[EXERCISE REQUIREMENTS] Count lines holding the word "Sentiment". Only the number is wanted.

[Stored entries]
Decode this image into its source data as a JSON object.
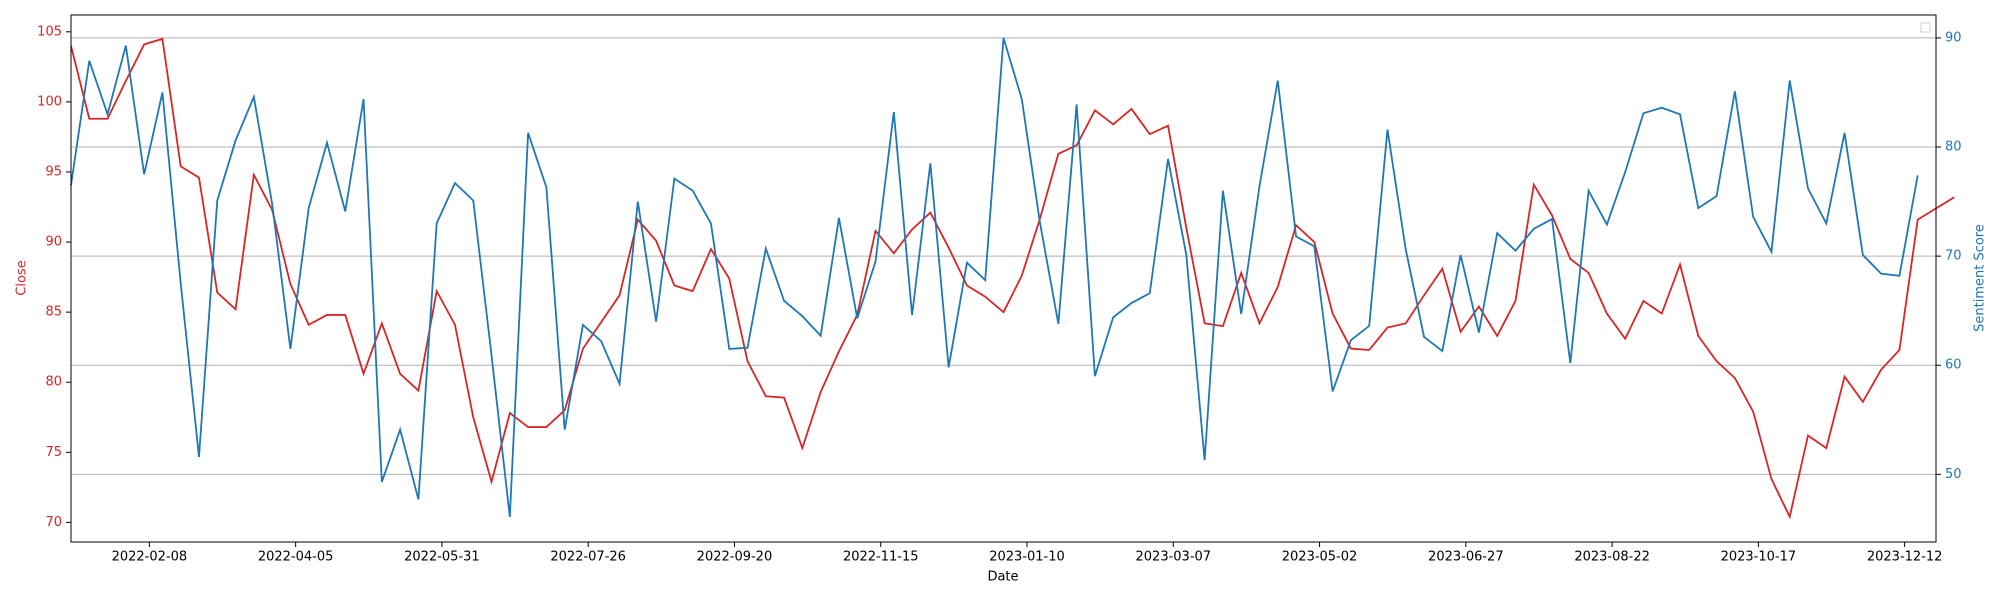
{
  "chart_data": {
    "type": "line",
    "x": [
      "2022-01-09",
      "2022-01-16",
      "2022-01-23",
      "2022-01-30",
      "2022-02-06",
      "2022-02-13",
      "2022-02-20",
      "2022-02-27",
      "2022-03-06",
      "2022-03-13",
      "2022-03-20",
      "2022-03-27",
      "2022-04-03",
      "2022-04-10",
      "2022-04-17",
      "2022-04-24",
      "2022-05-01",
      "2022-05-08",
      "2022-05-15",
      "2022-05-22",
      "2022-05-29",
      "2022-06-05",
      "2022-06-12",
      "2022-06-19",
      "2022-06-26",
      "2022-07-03",
      "2022-07-10",
      "2022-07-17",
      "2022-07-24",
      "2022-07-31",
      "2022-08-07",
      "2022-08-14",
      "2022-08-21",
      "2022-08-28",
      "2022-09-04",
      "2022-09-11",
      "2022-09-18",
      "2022-09-25",
      "2022-10-02",
      "2022-10-09",
      "2022-10-16",
      "2022-10-23",
      "2022-10-30",
      "2022-11-06",
      "2022-11-13",
      "2022-11-20",
      "2022-11-27",
      "2022-12-04",
      "2022-12-11",
      "2022-12-18",
      "2022-12-25",
      "2023-01-01",
      "2023-01-08",
      "2023-01-15",
      "2023-01-22",
      "2023-01-29",
      "2023-02-05",
      "2023-02-12",
      "2023-02-19",
      "2023-02-26",
      "2023-03-05",
      "2023-03-12",
      "2023-03-19",
      "2023-03-26",
      "2023-04-02",
      "2023-04-09",
      "2023-04-16",
      "2023-04-23",
      "2023-04-30",
      "2023-05-07",
      "2023-05-14",
      "2023-05-21",
      "2023-05-28",
      "2023-06-04",
      "2023-06-11",
      "2023-06-18",
      "2023-06-25",
      "2023-07-02",
      "2023-07-09",
      "2023-07-16",
      "2023-07-23",
      "2023-07-30",
      "2023-08-06",
      "2023-08-13",
      "2023-08-20",
      "2023-08-27",
      "2023-09-03",
      "2023-09-10",
      "2023-09-17",
      "2023-09-24",
      "2023-10-01",
      "2023-10-08",
      "2023-10-15",
      "2023-10-22",
      "2023-10-29",
      "2023-11-05",
      "2023-11-12",
      "2023-11-19",
      "2023-11-26",
      "2023-12-03",
      "2023-12-10",
      "2023-12-17",
      "2023-12-24",
      "2023-12-31"
    ],
    "series": [
      {
        "name": "Close",
        "color": "#d62728",
        "axis": "y",
        "values": [
          104.0,
          98.8,
          98.8,
          101.5,
          104.1,
          104.5,
          95.4,
          94.6,
          86.4,
          85.2,
          94.8,
          92.3,
          87.0,
          84.1,
          84.8,
          84.8,
          80.6,
          84.2,
          80.6,
          79.4,
          86.5,
          84.1,
          77.5,
          72.9,
          77.8,
          76.8,
          76.8,
          78.0,
          82.4,
          84.3,
          86.2,
          91.6,
          90.1,
          86.9,
          86.5,
          89.5,
          87.4,
          81.5,
          79.0,
          78.9,
          75.3,
          79.3,
          82.2,
          84.8,
          90.8,
          89.2,
          90.9,
          92.1,
          89.6,
          86.9,
          86.1,
          85.0,
          87.6,
          91.7,
          96.3,
          96.9,
          99.4,
          98.4,
          99.5,
          97.7,
          98.3,
          91.0,
          84.2,
          84.0,
          87.8,
          84.2,
          86.8,
          91.2,
          90.0,
          84.9,
          82.4,
          82.3,
          83.9,
          84.2,
          86.2,
          88.1,
          83.6,
          85.4,
          83.3,
          85.8,
          94.1,
          91.9,
          88.8,
          87.8,
          84.9,
          83.1,
          85.8,
          84.9,
          88.4,
          83.3,
          81.5,
          80.3,
          77.9,
          73.1,
          70.4,
          76.2,
          75.3,
          80.4,
          78.6,
          80.9,
          82.3,
          91.6,
          92.4,
          93.2
        ]
      },
      {
        "name": "Sentiment Score",
        "color": "#1f77b4",
        "axis": "y2",
        "values": [
          76.5,
          87.9,
          83.0,
          89.3,
          77.5,
          85.0,
          67.5,
          51.6,
          75.1,
          80.6,
          84.6,
          74.8,
          61.5,
          74.4,
          80.4,
          74.1,
          84.4,
          49.3,
          54.1,
          47.7,
          73.0,
          76.7,
          75.1,
          60.9,
          46.1,
          81.3,
          76.3,
          54.1,
          63.7,
          62.2,
          58.3,
          75.0,
          64.0,
          77.1,
          76.0,
          73.0,
          61.5,
          61.6,
          70.7,
          65.9,
          64.5,
          62.7,
          73.5,
          64.3,
          69.5,
          83.2,
          64.6,
          78.5,
          59.8,
          69.4,
          67.8,
          90.0,
          84.4,
          73.0,
          63.8,
          83.9,
          59.0,
          64.4,
          65.7,
          66.6,
          78.9,
          70.1,
          51.3,
          76.0,
          64.7,
          76.4,
          86.1,
          71.8,
          70.9,
          57.6,
          62.3,
          63.6,
          81.6,
          70.6,
          62.6,
          61.3,
          70.1,
          63.0,
          72.1,
          70.5,
          72.5,
          73.4,
          60.2,
          76.0,
          72.9,
          77.7,
          83.1,
          83.6,
          83.0,
          74.4,
          75.5,
          85.1,
          73.6,
          70.4,
          86.1,
          76.2,
          73.0,
          81.3,
          70.1,
          68.4,
          68.2,
          77.4,
          null,
          null
        ]
      }
    ],
    "xlabel": "Date",
    "ylabel": "Close",
    "y2label": "Sentiment Score",
    "xlim": [
      "2022-01-09",
      "2023-12-24"
    ],
    "xticks": [
      "2022-02-08",
      "2022-04-05",
      "2022-05-31",
      "2022-07-26",
      "2022-09-20",
      "2022-11-15",
      "2023-01-10",
      "2023-03-07",
      "2023-05-02",
      "2023-06-27",
      "2023-08-22",
      "2023-10-17",
      "2023-12-12"
    ],
    "ylim": [
      68.6,
      106.2
    ],
    "yticks": [
      70,
      75,
      80,
      85,
      90,
      95,
      100,
      105
    ],
    "y2lim": [
      43.8,
      92.1
    ],
    "y2ticks": [
      50,
      60,
      70,
      80,
      90
    ],
    "grid": "y2"
  }
}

[FINAL RESULT] 2